[Records of boxed elements]
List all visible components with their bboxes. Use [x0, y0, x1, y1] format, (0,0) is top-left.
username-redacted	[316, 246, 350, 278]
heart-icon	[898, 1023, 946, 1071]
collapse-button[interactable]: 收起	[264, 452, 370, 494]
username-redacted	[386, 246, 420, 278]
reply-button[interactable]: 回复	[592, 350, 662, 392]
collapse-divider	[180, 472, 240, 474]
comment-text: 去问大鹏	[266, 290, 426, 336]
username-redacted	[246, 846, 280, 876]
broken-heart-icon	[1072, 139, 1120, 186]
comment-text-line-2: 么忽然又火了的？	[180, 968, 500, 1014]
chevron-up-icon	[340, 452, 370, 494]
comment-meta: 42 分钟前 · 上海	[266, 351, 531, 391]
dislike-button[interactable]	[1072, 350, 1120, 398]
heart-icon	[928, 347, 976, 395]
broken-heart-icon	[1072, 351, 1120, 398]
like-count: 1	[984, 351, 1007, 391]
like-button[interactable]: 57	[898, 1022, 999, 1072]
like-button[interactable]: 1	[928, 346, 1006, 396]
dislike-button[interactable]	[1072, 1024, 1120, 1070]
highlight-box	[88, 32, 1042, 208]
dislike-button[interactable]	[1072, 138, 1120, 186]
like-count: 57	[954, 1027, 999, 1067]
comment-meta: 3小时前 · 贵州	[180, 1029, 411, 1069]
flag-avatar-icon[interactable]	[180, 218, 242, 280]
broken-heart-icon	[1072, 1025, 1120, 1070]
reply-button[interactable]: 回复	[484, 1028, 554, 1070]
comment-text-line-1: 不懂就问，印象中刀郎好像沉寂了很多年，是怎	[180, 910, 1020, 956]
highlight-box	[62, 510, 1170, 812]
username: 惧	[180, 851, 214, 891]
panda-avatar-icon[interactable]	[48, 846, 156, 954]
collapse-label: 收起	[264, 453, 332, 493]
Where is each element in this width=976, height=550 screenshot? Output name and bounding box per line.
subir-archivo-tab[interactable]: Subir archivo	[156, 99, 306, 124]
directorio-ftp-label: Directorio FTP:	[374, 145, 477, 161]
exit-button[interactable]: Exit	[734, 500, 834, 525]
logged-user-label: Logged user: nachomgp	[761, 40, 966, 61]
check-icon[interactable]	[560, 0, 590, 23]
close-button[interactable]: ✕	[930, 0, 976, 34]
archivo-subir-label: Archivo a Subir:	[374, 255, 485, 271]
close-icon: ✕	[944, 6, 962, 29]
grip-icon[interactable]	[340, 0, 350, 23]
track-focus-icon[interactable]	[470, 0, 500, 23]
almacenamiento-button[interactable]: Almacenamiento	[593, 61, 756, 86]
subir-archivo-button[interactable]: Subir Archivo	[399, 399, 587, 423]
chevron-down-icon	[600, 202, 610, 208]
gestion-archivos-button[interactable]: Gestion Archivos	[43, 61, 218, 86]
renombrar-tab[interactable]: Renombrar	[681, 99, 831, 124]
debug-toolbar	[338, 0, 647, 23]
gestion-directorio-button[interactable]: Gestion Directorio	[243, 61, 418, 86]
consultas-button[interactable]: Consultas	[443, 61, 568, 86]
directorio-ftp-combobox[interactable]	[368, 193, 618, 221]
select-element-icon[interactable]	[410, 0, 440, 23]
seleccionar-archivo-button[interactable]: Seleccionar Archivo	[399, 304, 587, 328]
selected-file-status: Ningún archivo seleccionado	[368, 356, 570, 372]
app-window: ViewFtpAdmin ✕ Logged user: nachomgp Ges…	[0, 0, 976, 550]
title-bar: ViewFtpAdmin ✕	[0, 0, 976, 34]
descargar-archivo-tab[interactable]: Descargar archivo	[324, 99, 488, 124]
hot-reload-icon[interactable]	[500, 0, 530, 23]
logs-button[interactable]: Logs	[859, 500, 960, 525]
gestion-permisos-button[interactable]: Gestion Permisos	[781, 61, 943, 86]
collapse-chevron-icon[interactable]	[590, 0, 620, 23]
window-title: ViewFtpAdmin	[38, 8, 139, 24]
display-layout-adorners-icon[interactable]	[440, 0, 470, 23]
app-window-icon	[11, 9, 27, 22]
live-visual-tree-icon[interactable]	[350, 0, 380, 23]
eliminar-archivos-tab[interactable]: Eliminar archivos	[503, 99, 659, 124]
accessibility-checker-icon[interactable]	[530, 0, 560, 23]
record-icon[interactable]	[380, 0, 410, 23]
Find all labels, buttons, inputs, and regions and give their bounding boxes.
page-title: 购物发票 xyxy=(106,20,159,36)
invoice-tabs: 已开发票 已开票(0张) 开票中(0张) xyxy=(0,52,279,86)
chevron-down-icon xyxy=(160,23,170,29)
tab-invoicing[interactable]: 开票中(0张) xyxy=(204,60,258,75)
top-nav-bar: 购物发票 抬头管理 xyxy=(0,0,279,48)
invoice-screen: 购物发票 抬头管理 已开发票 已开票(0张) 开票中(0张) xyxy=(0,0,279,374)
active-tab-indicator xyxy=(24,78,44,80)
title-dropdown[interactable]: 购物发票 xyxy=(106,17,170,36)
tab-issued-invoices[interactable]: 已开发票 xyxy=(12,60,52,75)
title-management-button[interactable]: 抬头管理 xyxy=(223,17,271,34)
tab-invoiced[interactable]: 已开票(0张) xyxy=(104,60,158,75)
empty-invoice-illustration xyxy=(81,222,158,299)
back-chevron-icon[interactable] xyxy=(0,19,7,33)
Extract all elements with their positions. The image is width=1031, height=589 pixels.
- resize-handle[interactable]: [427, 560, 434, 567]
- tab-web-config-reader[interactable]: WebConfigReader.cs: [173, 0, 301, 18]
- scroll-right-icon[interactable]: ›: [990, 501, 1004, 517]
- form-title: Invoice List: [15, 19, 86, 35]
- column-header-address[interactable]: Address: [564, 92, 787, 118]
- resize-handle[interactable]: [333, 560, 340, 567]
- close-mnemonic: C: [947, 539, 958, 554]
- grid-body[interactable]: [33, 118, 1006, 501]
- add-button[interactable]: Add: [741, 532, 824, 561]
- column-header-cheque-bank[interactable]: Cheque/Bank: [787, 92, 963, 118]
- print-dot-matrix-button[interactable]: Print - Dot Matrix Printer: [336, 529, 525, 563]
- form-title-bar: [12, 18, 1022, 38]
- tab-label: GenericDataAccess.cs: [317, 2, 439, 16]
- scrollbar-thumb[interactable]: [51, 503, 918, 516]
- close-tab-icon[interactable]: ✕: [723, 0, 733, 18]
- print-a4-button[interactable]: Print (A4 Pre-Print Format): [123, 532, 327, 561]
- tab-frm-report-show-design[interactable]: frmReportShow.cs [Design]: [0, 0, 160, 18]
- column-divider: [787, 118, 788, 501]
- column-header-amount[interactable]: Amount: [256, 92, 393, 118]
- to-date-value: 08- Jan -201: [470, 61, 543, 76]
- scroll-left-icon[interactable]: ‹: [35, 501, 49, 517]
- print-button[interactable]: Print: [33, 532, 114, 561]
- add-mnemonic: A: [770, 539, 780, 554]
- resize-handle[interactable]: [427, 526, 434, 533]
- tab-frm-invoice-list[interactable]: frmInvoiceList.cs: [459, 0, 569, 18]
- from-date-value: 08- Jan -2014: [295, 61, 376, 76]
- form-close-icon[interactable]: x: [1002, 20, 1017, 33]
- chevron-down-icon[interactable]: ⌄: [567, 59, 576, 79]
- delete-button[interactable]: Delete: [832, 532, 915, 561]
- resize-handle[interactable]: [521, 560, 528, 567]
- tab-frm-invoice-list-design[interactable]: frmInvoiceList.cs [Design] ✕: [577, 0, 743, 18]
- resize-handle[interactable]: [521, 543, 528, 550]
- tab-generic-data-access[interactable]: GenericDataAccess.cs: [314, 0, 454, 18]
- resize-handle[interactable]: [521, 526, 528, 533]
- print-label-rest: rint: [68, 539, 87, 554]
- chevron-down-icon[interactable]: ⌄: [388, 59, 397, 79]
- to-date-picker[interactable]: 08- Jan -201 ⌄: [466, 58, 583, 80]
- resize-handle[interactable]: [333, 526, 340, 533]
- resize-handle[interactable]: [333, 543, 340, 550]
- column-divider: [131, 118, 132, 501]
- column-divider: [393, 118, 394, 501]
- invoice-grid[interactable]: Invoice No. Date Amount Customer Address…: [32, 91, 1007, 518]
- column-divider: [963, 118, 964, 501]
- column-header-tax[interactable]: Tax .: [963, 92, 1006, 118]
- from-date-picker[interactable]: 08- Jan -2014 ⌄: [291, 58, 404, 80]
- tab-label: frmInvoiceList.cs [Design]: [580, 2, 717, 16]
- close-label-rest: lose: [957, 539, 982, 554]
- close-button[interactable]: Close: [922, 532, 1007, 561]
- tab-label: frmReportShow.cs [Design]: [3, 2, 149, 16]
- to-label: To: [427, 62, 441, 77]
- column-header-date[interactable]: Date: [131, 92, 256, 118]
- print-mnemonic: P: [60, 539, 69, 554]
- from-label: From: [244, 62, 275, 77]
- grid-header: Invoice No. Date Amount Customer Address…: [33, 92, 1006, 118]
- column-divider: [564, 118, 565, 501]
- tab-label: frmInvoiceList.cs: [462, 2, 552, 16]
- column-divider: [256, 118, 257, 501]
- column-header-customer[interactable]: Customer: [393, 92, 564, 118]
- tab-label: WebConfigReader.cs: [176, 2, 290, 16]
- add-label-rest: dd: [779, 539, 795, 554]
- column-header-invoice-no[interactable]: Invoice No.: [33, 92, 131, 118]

INSTRUCTIONS TO FOLLOW »
Render the records as a JSON list of strings, one string per line and no blank lines, starting at the first line of the records and ending after the line containing "1027, 999, 1067]".

PROBLEM SOLUTION »
[
  "List all visible components with their bboxes. Use [x0, y0, x1, y1] format, (0,0) is top-left.",
  "username-redacted\t[316, 246, 350, 278]",
  "heart-icon\t[898, 1023, 946, 1071]",
  "collapse-button[interactable]: 收起\t[264, 452, 370, 494]",
  "username-redacted\t[386, 246, 420, 278]",
  "reply-button[interactable]: 回复\t[592, 350, 662, 392]",
  "collapse-divider\t[180, 472, 240, 474]",
  "comment-text: 去问大鹏\t[266, 290, 426, 336]",
  "username-redacted\t[246, 846, 280, 876]",
  "broken-heart-icon\t[1072, 139, 1120, 186]",
  "comment-text-line-2: 么忽然又火了的？\t[180, 968, 500, 1014]",
  "chevron-up-icon\t[340, 452, 370, 494]",
  "comment-meta: 42 分钟前 · 上海\t[266, 351, 531, 391]",
  "dislike-button[interactable]\t[1072, 350, 1120, 398]",
  "heart-icon\t[928, 347, 976, 395]",
  "broken-heart-icon\t[1072, 351, 1120, 398]",
  "like-count: 1\t[984, 351, 1007, 391]",
  "like-button[interactable]: 57\t[898, 1022, 999, 1072]",
  "like-button[interactable]: 1\t[928, 346, 1006, 396]",
  "dislike-button[interactable]\t[1072, 1024, 1120, 1070]",
  "highlight-box\t[88, 32, 1042, 208]",
  "dislike-button[interactable]\t[1072, 138, 1120, 186]",
  "like-count: 57\t[954, 1027, 999, 1067]"
]